▸ **THE EXERCISE**: Extract every record, exactly as written, and ignore the pictures.

▸ **Collected data entries**:
______
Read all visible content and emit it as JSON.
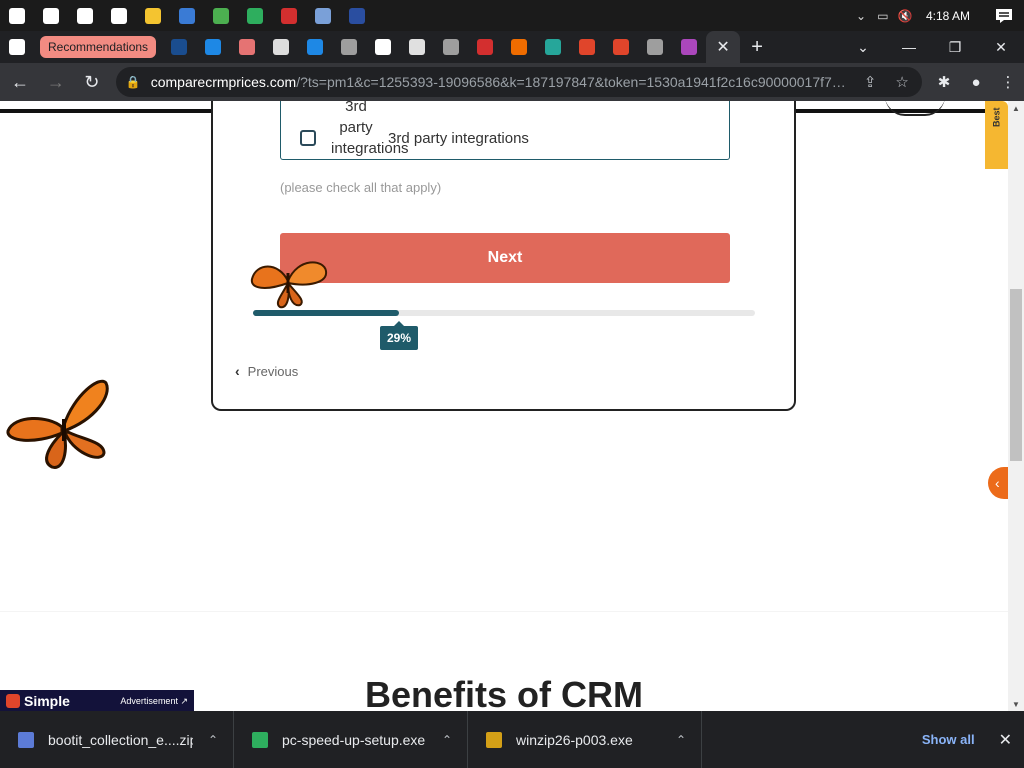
{
  "taskbar": {
    "icons": [
      {
        "name": "windows-start-icon",
        "color": "#ffffff"
      },
      {
        "name": "search-icon",
        "color": "#ffffff"
      },
      {
        "name": "cortana-icon",
        "color": "#ffffff"
      },
      {
        "name": "task-view-icon",
        "color": "#ffffff"
      },
      {
        "name": "file-explorer-icon",
        "color": "#f4c430"
      },
      {
        "name": "store-icon",
        "color": "#3a7bd5"
      },
      {
        "name": "chrome-icon",
        "color": "#4caf50"
      },
      {
        "name": "pc-speedup-icon",
        "color": "#2eae5e"
      },
      {
        "name": "avira-icon",
        "color": "#d32f2f"
      },
      {
        "name": "app-icon",
        "color": "#7aa0d8"
      },
      {
        "name": "shield-app-icon",
        "color": "#2a4ea0"
      }
    ],
    "clock": "4:18 AM"
  },
  "tabs": {
    "group_label": "Recommendations",
    "favicons_before": [
      {
        "name": "google-favicon-icon",
        "color": "#ffffff"
      }
    ],
    "favicons": [
      {
        "name": "wa-favicon-icon",
        "color": "#1a4d8f"
      },
      {
        "name": "slash-favicon-icon",
        "color": "#1e88e5"
      },
      {
        "name": "house-favicon-icon",
        "color": "#e57373"
      },
      {
        "name": "chrome-favicon-icon",
        "color": "#dddddd"
      },
      {
        "name": "slash-favicon-icon",
        "color": "#1e88e5"
      },
      {
        "name": "globe-favicon-icon",
        "color": "#9e9e9e"
      },
      {
        "name": "google-favicon-icon",
        "color": "#ffffff"
      },
      {
        "name": "camera-favicon-icon",
        "color": "#e0e0e0"
      },
      {
        "name": "globe-favicon-icon",
        "color": "#9e9e9e"
      },
      {
        "name": "avira-favicon-icon",
        "color": "#d32f2f"
      },
      {
        "name": "cloud-favicon-icon",
        "color": "#ef6c00"
      },
      {
        "name": "translate-favicon-icon",
        "color": "#26a69a"
      },
      {
        "name": "simple-favicon-icon",
        "color": "#e0452b"
      },
      {
        "name": "simple-favicon-icon",
        "color": "#e0452b"
      },
      {
        "name": "globe-favicon-icon",
        "color": "#9e9e9e"
      },
      {
        "name": "colorful-favicon-icon",
        "color": "#ab47bc"
      }
    ],
    "active_close": "✕",
    "new_tab": "+"
  },
  "address_bar": {
    "host": "comparecrmprices.com",
    "path": "/?ts=pm1&c=1255393-19096586&k=187197847&token=1530a1941f2c16c90000017f7d..."
  },
  "form": {
    "option_img_alt": "3rd party integrations",
    "option_label": "3rd party integrations",
    "hint": "(please check all that apply)",
    "next_label": "Next",
    "progress_value": 29,
    "progress_text": "29%",
    "previous_label": "Previous"
  },
  "page": {
    "section_title": "Benefits of CRM",
    "side_tab_label": "Best",
    "accent_color": "#1f5b6a",
    "button_color": "#e0695a"
  },
  "ad": {
    "brand": "Simple",
    "label": "Advertisement ↗"
  },
  "downloads": {
    "items": [
      {
        "name": "bootit_collection_e....zip",
        "icon_color": "#5c7bd6"
      },
      {
        "name": "pc-speed-up-setup.exe",
        "icon_color": "#2eae5e"
      },
      {
        "name": "winzip26-p003.exe",
        "icon_color": "#d4a017"
      }
    ],
    "show_all": "Show all"
  }
}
______
▸ **CORRECT RESPONSE**:
Read all visible content and emit it as JSON.
{
  "taskbar": {
    "icons": [
      {
        "name": "windows-start-icon",
        "color": "#ffffff"
      },
      {
        "name": "search-icon",
        "color": "#ffffff"
      },
      {
        "name": "cortana-icon",
        "color": "#ffffff"
      },
      {
        "name": "task-view-icon",
        "color": "#ffffff"
      },
      {
        "name": "file-explorer-icon",
        "color": "#f4c430"
      },
      {
        "name": "store-icon",
        "color": "#3a7bd5"
      },
      {
        "name": "chrome-icon",
        "color": "#4caf50"
      },
      {
        "name": "pc-speedup-icon",
        "color": "#2eae5e"
      },
      {
        "name": "avira-icon",
        "color": "#d32f2f"
      },
      {
        "name": "app-icon",
        "color": "#7aa0d8"
      },
      {
        "name": "shield-app-icon",
        "color": "#2a4ea0"
      }
    ],
    "clock": "4:18 AM"
  },
  "tabs": {
    "group_label": "Recommendations",
    "favicons_before": [
      {
        "name": "google-favicon-icon",
        "color": "#ffffff"
      }
    ],
    "favicons": [
      {
        "name": "wa-favicon-icon",
        "color": "#1a4d8f"
      },
      {
        "name": "slash-favicon-icon",
        "color": "#1e88e5"
      },
      {
        "name": "house-favicon-icon",
        "color": "#e57373"
      },
      {
        "name": "chrome-favicon-icon",
        "color": "#dddddd"
      },
      {
        "name": "slash-favicon-icon",
        "color": "#1e88e5"
      },
      {
        "name": "globe-favicon-icon",
        "color": "#9e9e9e"
      },
      {
        "name": "google-favicon-icon",
        "color": "#ffffff"
      },
      {
        "name": "camera-favicon-icon",
        "color": "#e0e0e0"
      },
      {
        "name": "globe-favicon-icon",
        "color": "#9e9e9e"
      },
      {
        "name": "avira-favicon-icon",
        "color": "#d32f2f"
      },
      {
        "name": "cloud-favicon-icon",
        "color": "#ef6c00"
      },
      {
        "name": "translate-favicon-icon",
        "color": "#26a69a"
      },
      {
        "name": "simple-favicon-icon",
        "color": "#e0452b"
      },
      {
        "name": "simple-favicon-icon",
        "color": "#e0452b"
      },
      {
        "name": "globe-favicon-icon",
        "color": "#9e9e9e"
      },
      {
        "name": "colorful-favicon-icon",
        "color": "#ab47bc"
      }
    ],
    "active_close": "✕",
    "new_tab": "+"
  },
  "address_bar": {
    "host": "comparecrmprices.com",
    "path": "/?ts=pm1&c=1255393-19096586&k=187197847&token=1530a1941f2c16c90000017f7d..."
  },
  "form": {
    "option_img_alt": "3rd party integrations",
    "option_label": "3rd party integrations",
    "hint": "(please check all that apply)",
    "next_label": "Next",
    "progress_value": 29,
    "progress_text": "29%",
    "previous_label": "Previous"
  },
  "page": {
    "section_title": "Benefits of CRM",
    "side_tab_label": "Best",
    "accent_color": "#1f5b6a",
    "button_color": "#e0695a"
  },
  "ad": {
    "brand": "Simple",
    "label": "Advertisement ↗"
  },
  "downloads": {
    "items": [
      {
        "name": "bootit_collection_e....zip",
        "icon_color": "#5c7bd6"
      },
      {
        "name": "pc-speed-up-setup.exe",
        "icon_color": "#2eae5e"
      },
      {
        "name": "winzip26-p003.exe",
        "icon_color": "#d4a017"
      }
    ],
    "show_all": "Show all"
  }
}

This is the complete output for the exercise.